Select lines where the word "frac" appears.
-- -- --
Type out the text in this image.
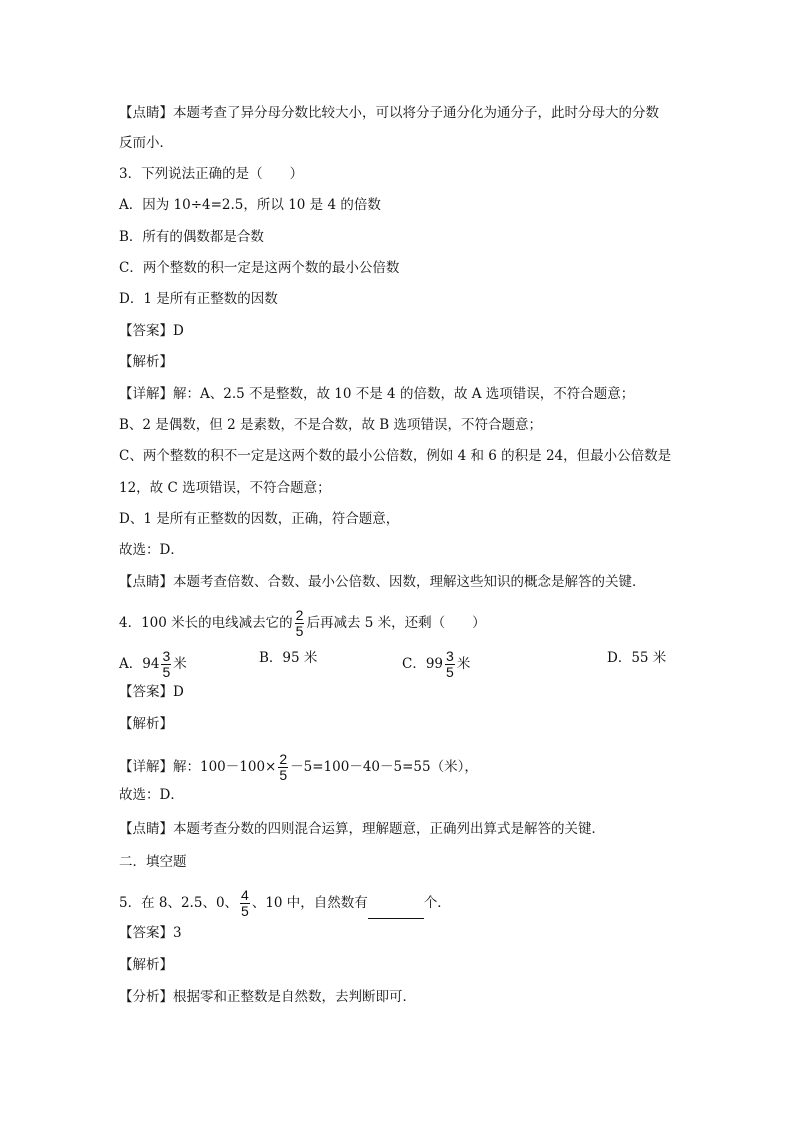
【点睛】本题考查了异分母分数比较大小，可以将分子通分化为通分子，此时分母大的分数
反而小．
3．下列说法正确的是（　　）
A．因为 10÷4=2.5，所以 10 是 4 的倍数
B．所有的偶数都是合数
C．两个整数的积一定是这两个数的最小公倍数
D．1 是所有正整数的因数
【答案】D
【解析】
【详解】解：A、2.5 不是整数，故 10 不是 4 的倍数，故 A 选项错误，不符合题意；
B、2 是偶数，但 2 是素数，不是合数，故 B 选项错误，不符合题意；
C、两个整数的积不一定是这两个数的最小公倍数，例如 4 和 6 的积是 24，但最小公倍数是
12，故 C 选项错误，不符合题意；
D、1 是所有正整数的因数，正确，符合题意，
故选：D．
【点睛】本题考查倍数、合数、最小公倍数、因数，理解这些知识的概念是解答的关键．
4．100 米长的电线减去它的 $\frac{2}{5}$ 后再减去 5 米，还剩（　　）
A．$94 \frac{3}{5}$ 米	B．95 米	C．$99 \frac{3}{5}$ 米	D．55 米
【答案】D
【解析】
【详解】解：$100-100\times \frac{2}{5} -5=100-40-5=55$（米），
故选：D．
【点睛】本题考查分数的四则混合运算，理解题意，正确列出算式是解答的关键．
二．填空题
5．在 8、2.5、0、 $\frac{4}{5}$ 、10 中，自然数有	个．
【答案】3
【解析】
【分析】根据零和正整数是自然数，去判断即可．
-- -- --
● **COMPLETED EXERCISE**:
4．100 米长的电线减去它的 $\frac{2}{5}$ 后再减去 5 米，还剩（　　）
A．$94 \frac{3}{5}$ 米	B．95 米	C．$99 \frac{3}{5}$ 米	D．55 米
【详解】解：$100-100\times \frac{2}{5} -5=100-40-5=55$（米），
5．在 8、2.5、0、 $\frac{4}{5}$ 、10 中，自然数有	个．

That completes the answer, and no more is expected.